■ Given information

○ ○ ○ ○ ○ ○ ○

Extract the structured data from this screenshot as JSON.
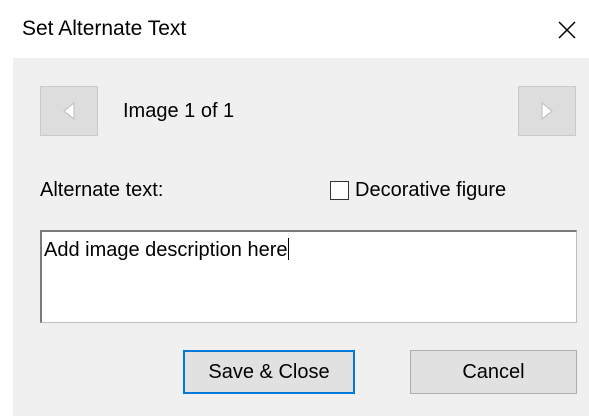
{
  "dialog": {
    "title": "Set Alternate Text",
    "close_icon": "close-icon"
  },
  "navigator": {
    "prev_icon": "triangle-left-icon",
    "next_icon": "triangle-right-icon",
    "counter": "Image 1 of 1"
  },
  "alt_text": {
    "label": "Alternate text:",
    "value": "Add image description here"
  },
  "decorative": {
    "label": "Decorative figure",
    "checked": false
  },
  "buttons": {
    "save_label": "Save & Close",
    "cancel_label": "Cancel"
  },
  "colors": {
    "panel_bg": "#f0f0f0",
    "focus_border": "#0078d7",
    "button_bg": "#e1e1e1"
  }
}
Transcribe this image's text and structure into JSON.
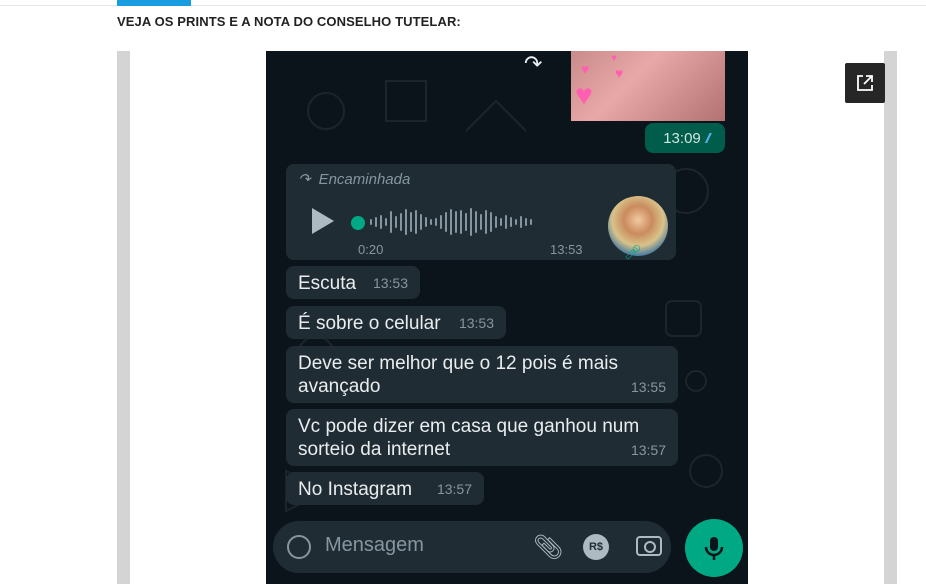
{
  "heading": "VEJA OS PRINTS E A NOTA DO CONSELHO TUTELAR:",
  "image_message": {
    "time": "13:09"
  },
  "audio": {
    "forward_label": "Encaminhada",
    "duration": "0:20",
    "time": "13:53"
  },
  "messages": [
    {
      "text": "Escuta",
      "time": "13:53"
    },
    {
      "text": "É sobre o celular",
      "time": "13:53"
    },
    {
      "text": "Deve ser melhor que o 12 pois é mais avançado",
      "time": "13:55"
    },
    {
      "text": "Vc pode dizer em casa que ganhou num sorteio da internet",
      "time": "13:57"
    },
    {
      "text": "No Instagram",
      "time": "13:57"
    }
  ],
  "composer": {
    "placeholder": "Mensagem",
    "rs_label": "R$"
  },
  "icons": [
    "open-external-icon",
    "forward-icon",
    "play-icon",
    "mic-icon",
    "emoji-icon",
    "attach-icon",
    "camera-icon"
  ],
  "colors": {
    "accent": "#1a9de0",
    "chat_bg": "#0b141a",
    "bubble_in": "#202c33",
    "bubble_out": "#005c4b",
    "whatsapp_green": "#00a884"
  }
}
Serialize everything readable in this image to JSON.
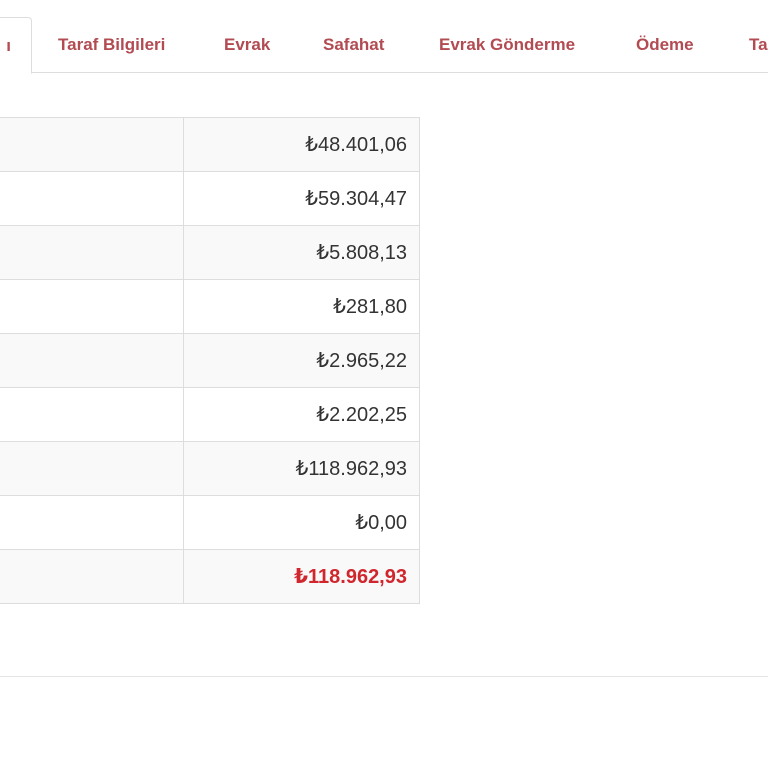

○ ○ ○ ○ ○ ○ ○

■ Problem requirements
Copy the listing exactly. Any image in it stays out of the copy.

■ Complete output
Extract the structured data from this screenshot as JSON.
{
  "dialog": {
    "title": "Set Alternate Text",
    "close_icon": "close-icon"
  },
  "navigator": {
    "prev_icon": "triangle-left-icon",
    "next_icon": "triangle-right-icon",
    "counter": "Image 1 of 1"
  },
  "alt_text": {
    "label": "Alternate text:",
    "value": "Add image description here"
  },
  "decorative": {
    "label": "Decorative figure",
    "checked": false
  },
  "buttons": {
    "save_label": "Save & Close",
    "cancel_label": "Cancel"
  },
  "colors": {
    "panel_bg": "#f0f0f0",
    "focus_border": "#0078d7",
    "button_bg": "#e1e1e1"
  }
}
Transcribe this image's text and structure into JSON.
{
  "heading": "VEJA OS PRINTS E A NOTA DO CONSELHO TUTELAR:",
  "image_message": {
    "time": "13:09"
  },
  "audio": {
    "forward_label": "Encaminhada",
    "duration": "0:20",
    "time": "13:53"
  },
  "messages": [
    {
      "text": "Escuta",
      "time": "13:53"
    },
    {
      "text": "É sobre o celular",
      "time": "13:53"
    },
    {
      "text": "Deve ser melhor que o 12 pois é mais avançado",
      "time": "13:55"
    },
    {
      "text": "Vc pode dizer em casa que ganhou num sorteio da internet",
      "time": "13:57"
    },
    {
      "text": "No Instagram",
      "time": "13:57"
    }
  ],
  "composer": {
    "placeholder": "Mensagem",
    "rs_label": "R$"
  },
  "icons": [
    "open-external-icon",
    "forward-icon",
    "play-icon",
    "mic-icon",
    "emoji-icon",
    "attach-icon",
    "camera-icon"
  ],
  "colors": {
    "accent": "#1a9de0",
    "chat_bg": "#0b141a",
    "bubble_in": "#202c33",
    "bubble_out": "#005c4b",
    "whatsapp_green": "#00a884"
  }
}
Serialize everything readable in this image to JSON.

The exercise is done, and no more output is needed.